Verilen görev: Lütfen aşağıdaki mahkeme kararı metninin tamamını, hiçbir değişiklik yapmadan, harfi harfine tekrar yazın.

Emsal Mahkeme Kararı Ankara Bölge Adliye Mahkemesi 17. Hukuk Dairesi 2019/388 E. 2021/1098 K. 23.09.2021 T.

Görüntülediğiniz mahkeme kararı henüz kesinleşmemiştir. Yararlı olması amacıyla eklenmiştir.

T.C. ANKARA BÖLGE ADLİYE MAHKEMESİ 17. HUKUK DAİRESİ ….

T.C.
ANKARA
BÖLGE ADLİYE MAHKEMESİ
17. HUKUK DAİRESİ

….

T Ü R K M İ L L E T İ A D I N A
K A R A R

BAŞKAN : … (…)
ÜYE : … (…)
ÜYE : … (…)
KATİP : … (…)
İNCELENEN KARARIN
MAHKEMESİ : ANKARA 3. ASLİYE TİCARET MAHKEMESİ
DAVA TARİHİ :…..
DAVANIN KONUSU : Tazminat

Yukarıda ilk derece mahkemesi ve dosya numarası yazılı hükme karşı istinaf kanun yoluna başvurulması üzerine dosya incelendi.
DAVA: Davacı, malik olduğu …… parsel sayılı taşınmaz içerisinde bulunan artezyen kuyusuna davalıların izin almadan döşediği su borusu ile otellerinin su ihtiyacını karşıladığını, tarafına bu iş nedeniyle bir bedel ödemediğinden ihtarname keşide ettiğini, ihtarnameye rağmen bedel ödemeye yanaşılmadığını ileri sürerek, şimdilik 100.000TL bedelin ticari avans faizi ile birlikte davalılardan tahsilini istemiştir.

Sağlanan veriler:

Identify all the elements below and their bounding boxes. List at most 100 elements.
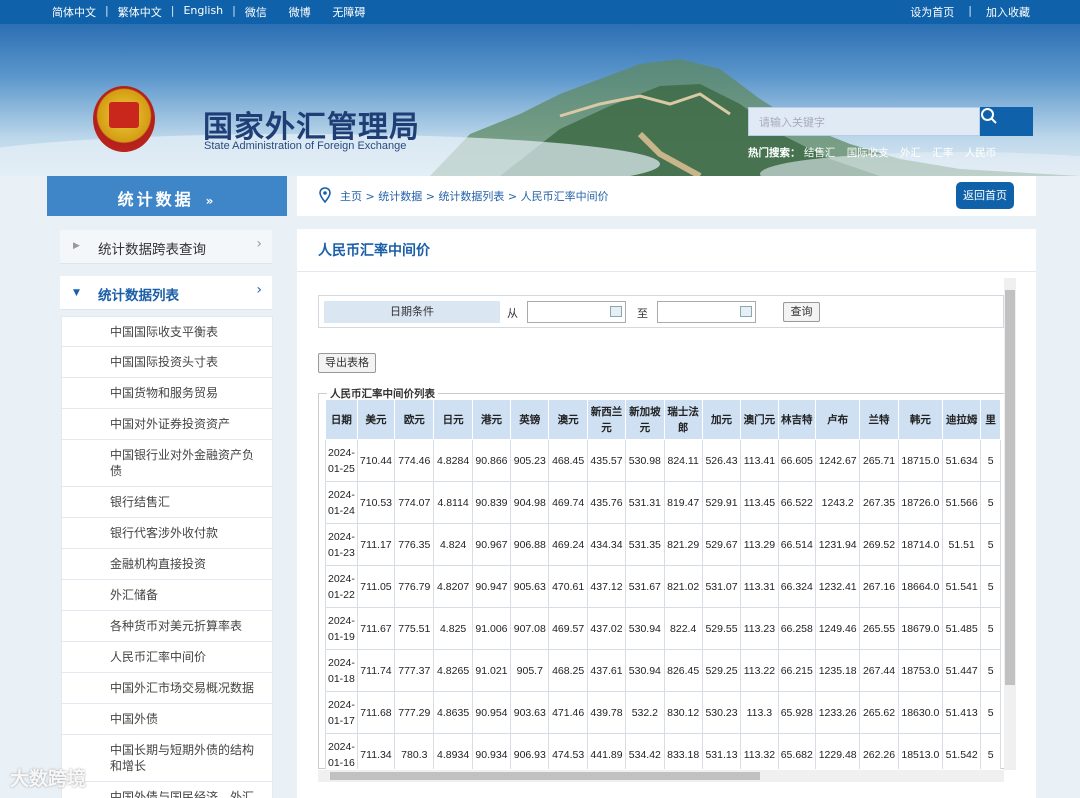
rate-cell: 1232.41 (815, 565, 861, 608)
rate-cell: 529.25 (701, 649, 742, 692)
sidebar-subitem[interactable]: 银行结售汇 (61, 487, 273, 518)
rate-cell: 113.45 (740, 481, 779, 524)
chevron-right-icon: › (256, 282, 262, 298)
breadcrumb-stats[interactable]: 统计数据 (378, 190, 422, 203)
table-row: 2024-01-17 711.68 777.29 4.8635 90.954 903.63… (325, 691, 1001, 734)
weibo-link[interactable]: 微博 (289, 4, 311, 20)
rate-cell: 437.12 (586, 565, 627, 608)
table-row: 2024-01-24 710.53 774.07 4.8114 90.839 904.98… (325, 481, 1001, 524)
rate-cell: 5 (980, 733, 1001, 769)
table-row: 2024-01-19 711.67 775.51 4.825 91.006 907.08 4… (325, 607, 1001, 650)
lang-english-link[interactable]: English (183, 4, 223, 20)
hot-term[interactable]: 外汇 (900, 147, 921, 159)
sidebar-subitem[interactable]: 中国国际收支平衡表 (61, 316, 273, 347)
sidebar-subitem[interactable]: 各种货币对美元折算率表 (61, 611, 273, 642)
sidebar-subitem-active[interactable]: 人民币汇率中间价 (61, 642, 273, 673)
scrollbar-thumb[interactable] (1005, 290, 1015, 685)
calendar-icon[interactable] (740, 306, 752, 317)
rate-cell: 774.07 (394, 481, 435, 524)
export-table-button[interactable]: 导出表格 (318, 353, 376, 373)
vertical-scrollbar[interactable] (1004, 278, 1016, 770)
start-date-input[interactable] (527, 301, 626, 323)
rate-cell: 265.55 (859, 607, 899, 650)
rate-cell: 91.021 (471, 649, 512, 692)
rate-cell: 434.34 (586, 523, 627, 566)
sidebar-subitem[interactable]: 外汇储备 (61, 580, 273, 611)
rate-cell: 113.23 (740, 607, 779, 650)
rate-cell: 468.25 (548, 649, 588, 692)
search-input[interactable]: 请输入关键字 (748, 107, 980, 136)
hot-term[interactable]: 国际收支 (847, 147, 889, 159)
rate-cell: 51.413 (942, 691, 982, 734)
breadcrumb-home[interactable]: 主页 (340, 190, 362, 203)
sidebar-subitem[interactable]: 中国外债 (61, 704, 273, 735)
sidebar-subitem[interactable]: 中国外债与国民经济、外汇 (61, 782, 273, 798)
rate-cell: 267.35 (859, 481, 899, 524)
query-button[interactable]: 查询 (783, 302, 820, 322)
sidebar-subitem[interactable]: 中国对外证券投资资产 (61, 409, 273, 440)
sidebar-item-cross-query[interactable]: ▶ 统计数据跨表查询 › (60, 230, 272, 264)
rate-cell: 711.17 (356, 523, 396, 566)
set-home-link[interactable]: 设为首页 (910, 4, 954, 20)
horizontal-scrollbar[interactable] (318, 770, 1004, 782)
date-cell: 2024-01-22 (325, 565, 358, 608)
rate-cell: 774.46 (394, 439, 435, 482)
search-button[interactable] (980, 107, 1033, 136)
breadcrumb-separator: > (362, 190, 379, 203)
rate-cell: 90.839 (471, 481, 512, 524)
breadcrumb-current[interactable]: 人民币汇率中间价 (521, 190, 609, 203)
location-pin-icon (319, 187, 331, 203)
sidebar-subitem[interactable]: 中国银行业对外金融资产负债 (61, 440, 273, 487)
sidebar-item-stat-list[interactable]: ▼ 统计数据列表 › (60, 276, 272, 310)
breadcrumb-bar: 主页 > 统计数据 > 统计数据列表 > 人民币汇率中间价 返回首页 (297, 176, 1036, 216)
date-cell: 2024-01-24 (325, 481, 358, 524)
sidebar-subitem[interactable]: 中国长期与短期外债的结构和增长 (61, 735, 273, 782)
sidebar-subitem[interactable]: 中国货物和服务贸易 (61, 378, 273, 409)
back-home-button[interactable]: 返回首页 (956, 182, 1014, 209)
rate-cell: 66.514 (777, 523, 817, 566)
sidebar-subitem[interactable]: 金融机构直接投资 (61, 549, 273, 580)
sidebar-subitem[interactable]: 中国外汇市场交易概况数据 (61, 673, 273, 704)
rate-cell: 826.45 (663, 649, 703, 692)
chevron-right-icon: › (256, 236, 262, 252)
wechat-link[interactable]: 微信 (245, 4, 267, 20)
favorite-link[interactable]: 加入收藏 (986, 4, 1030, 20)
double-chevron-icon[interactable]: » (206, 194, 217, 208)
rate-cell: 65.682 (777, 733, 817, 769)
sidebar-subitem[interactable]: 中国国际投资头寸表 (61, 347, 273, 378)
end-date-input[interactable] (657, 301, 756, 323)
top-bar: 简体中文| 繁体中文| English| 微信| 微博| 无障碍 设为首页| 加… (0, 0, 1080, 24)
rate-cell: 819.47 (663, 481, 703, 524)
sidebar-subitem[interactable]: 银行代客涉外收付款 (61, 518, 273, 549)
triangle-down-icon: ▼ (73, 288, 80, 298)
breadcrumb-list[interactable]: 统计数据列表 (438, 190, 504, 203)
lang-traditional-link[interactable]: 繁体中文 (118, 4, 162, 20)
column-header: 韩元 (897, 399, 944, 440)
lang-simplified-link[interactable]: 简体中文 (52, 4, 96, 20)
rate-cell: 4.8635 (433, 691, 473, 734)
hot-term[interactable]: 人民币 (965, 147, 997, 159)
rate-cell: 18714.0 (897, 523, 944, 566)
hot-term[interactable]: 汇率 (932, 147, 953, 159)
hot-term[interactable]: 结售汇 (804, 147, 836, 159)
breadcrumb-separator: > (504, 190, 521, 203)
hot-search-label: 热门搜索： (748, 147, 801, 159)
scrollbar-thumb[interactable] (330, 772, 760, 780)
column-header: 加元 (701, 399, 742, 440)
watermark: 大数跨境 (10, 768, 87, 790)
rate-cell: 51.447 (942, 649, 982, 692)
accessibility-link[interactable]: 无障碍 (332, 4, 365, 20)
breadcrumb-separator: > (422, 190, 439, 203)
column-header: 美元 (356, 399, 396, 440)
rate-cell: 776.79 (394, 565, 435, 608)
rate-cell: 51.541 (942, 565, 982, 608)
rate-cell: 113.32 (740, 733, 779, 769)
rate-cell: 529.67 (701, 523, 742, 566)
rate-cell: 905.63 (510, 565, 550, 608)
rate-cell: 905.7 (510, 649, 550, 692)
sidebar-item-label: 统计数据跨表查询 (98, 242, 206, 258)
column-header: 澳元 (548, 399, 588, 440)
calendar-icon[interactable] (610, 306, 622, 317)
national-emblem-icon (93, 86, 155, 152)
rate-cell: 474.53 (548, 733, 588, 769)
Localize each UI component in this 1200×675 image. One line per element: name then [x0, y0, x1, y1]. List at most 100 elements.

Nihai sonuç:
Emsal Mahkeme Kararı Ankara Bölge Adliye Mahkemesi 17. Hukuk Dairesi 2019/388 E. 2021/1098 K. 23.09.2021 T.

Görüntülediğiniz mahkeme kararı henüz kesinleşmemiştir. Yararlı olması amacıyla eklenmiştir.

T.C. ANKARA BÖLGE ADLİYE MAHKEMESİ 17. HUKUK DAİRESİ ….

T.C.
ANKARA
BÖLGE ADLİYE MAHKEMESİ
17. HUKUK DAİRESİ

….

T Ü R K M İ L L E T İ A D I N A
K A R A R

BAŞKAN : … (…)
ÜYE : … (…)
ÜYE : … (…)
KATİP : … (…)
İNCELENEN KARARIN
MAHKEMESİ : ANKARA 3. ASLİYE TİCARET MAHKEMESİ
DAVA TARİHİ :…..
DAVANIN KONUSU : Tazminat

Yukarıda ilk derece mahkemesi ve dosya numarası yazılı hükme karşı istinaf kanun yoluna başvurulması üzerine dosya incelendi.
DAVA: Davacı, malik olduğu …… parsel sayılı taşınmaz içerisinde bulunan artezyen kuyusuna davalıların izin almadan döşediği su borusu ile otellerinin su ihtiyacını karşıladığını, tarafına bu iş nedeniyle bir bedel ödemediğinden ihtarname keşide ettiğini, ihtarnameye rağmen bedel ödemeye yanaşılmadığını ileri sürerek, şimdilik 100.000TL bedelin ticari avans faizi ile birlikte davalılardan tahsilini istemiştir.